* The task:
Omit all images. Write out the rest of the material exactly.

[Collected data entries]
>>>
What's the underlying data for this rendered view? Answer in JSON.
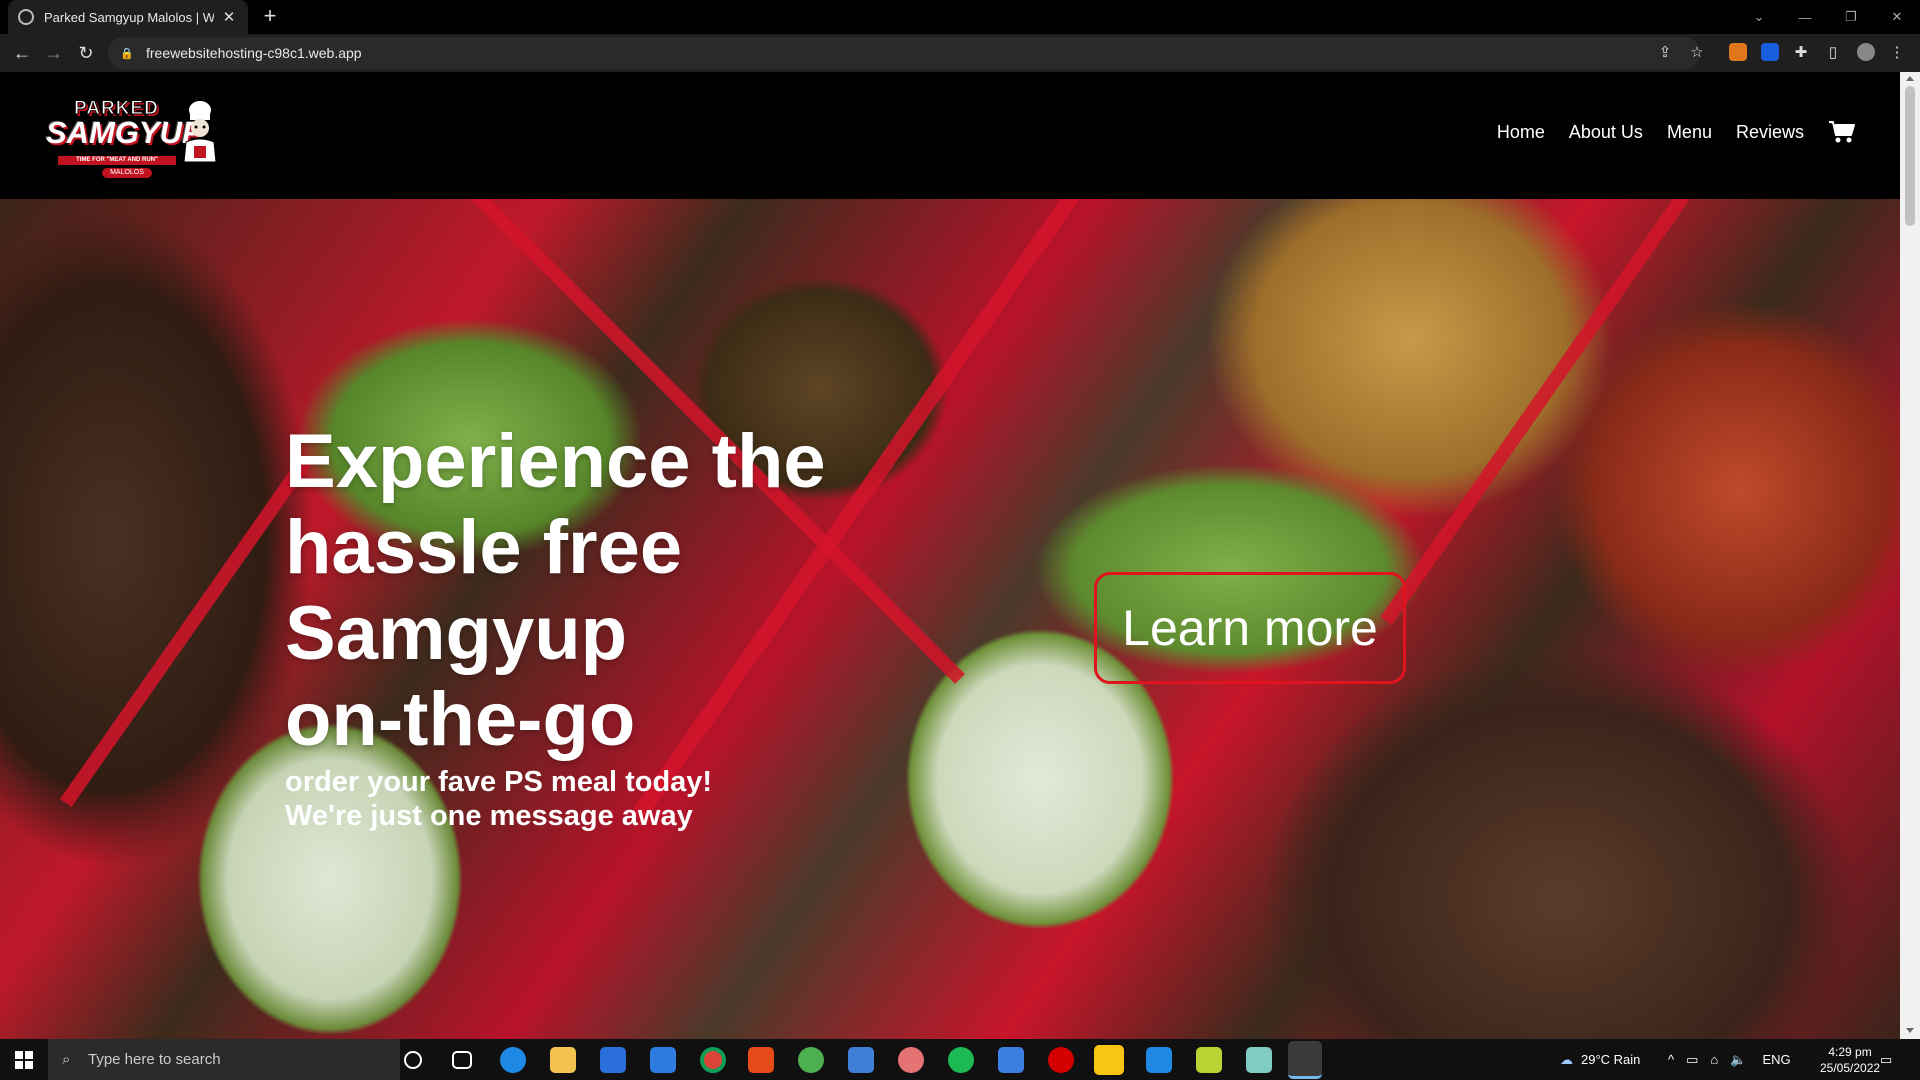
{
  "browser": {
    "tab_title": "Parked Samgyup Malolos | Webs",
    "url": "freewebsitehosting-c98c1.web.app"
  },
  "site": {
    "logo": {
      "line1": "PARKED",
      "line2": "SAMGYUP",
      "tagline": "TIME FOR \"MEAT AND RUN\"",
      "city": "MALOLOS"
    },
    "nav": [
      "Home",
      "About Us",
      "Menu",
      "Reviews"
    ],
    "hero": {
      "headline_lines": [
        "Experience the",
        "hassle free",
        "Samgyup",
        "on-the-go"
      ],
      "subline_lines": [
        "order your fave PS meal today!",
        "We're just one message away"
      ],
      "cta": "Learn more"
    }
  },
  "taskbar": {
    "search_placeholder": "Type here to search",
    "weather": "29°C  Rain",
    "language": "ENG",
    "time": "4:29 pm",
    "date": "25/05/2022"
  },
  "colors": {
    "accent_red": "#e0141e",
    "header_bg": "#000000"
  }
}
<<<
* Reply:
What's the underlying data for this rendered view? Answer in JSON.
{
  "browser": {
    "tab_title": "Parked Samgyup Malolos | Webs",
    "url": "freewebsitehosting-c98c1.web.app"
  },
  "site": {
    "logo": {
      "line1": "PARKED",
      "line2": "SAMGYUP",
      "tagline": "TIME FOR \"MEAT AND RUN\"",
      "city": "MALOLOS"
    },
    "nav": [
      "Home",
      "About Us",
      "Menu",
      "Reviews"
    ],
    "hero": {
      "headline_lines": [
        "Experience the",
        "hassle free",
        "Samgyup",
        "on-the-go"
      ],
      "subline_lines": [
        "order your fave PS meal today!",
        "We're just one message away"
      ],
      "cta": "Learn more"
    }
  },
  "taskbar": {
    "search_placeholder": "Type here to search",
    "weather": "29°C  Rain",
    "language": "ENG",
    "time": "4:29 pm",
    "date": "25/05/2022"
  },
  "colors": {
    "accent_red": "#e0141e",
    "header_bg": "#000000"
  }
}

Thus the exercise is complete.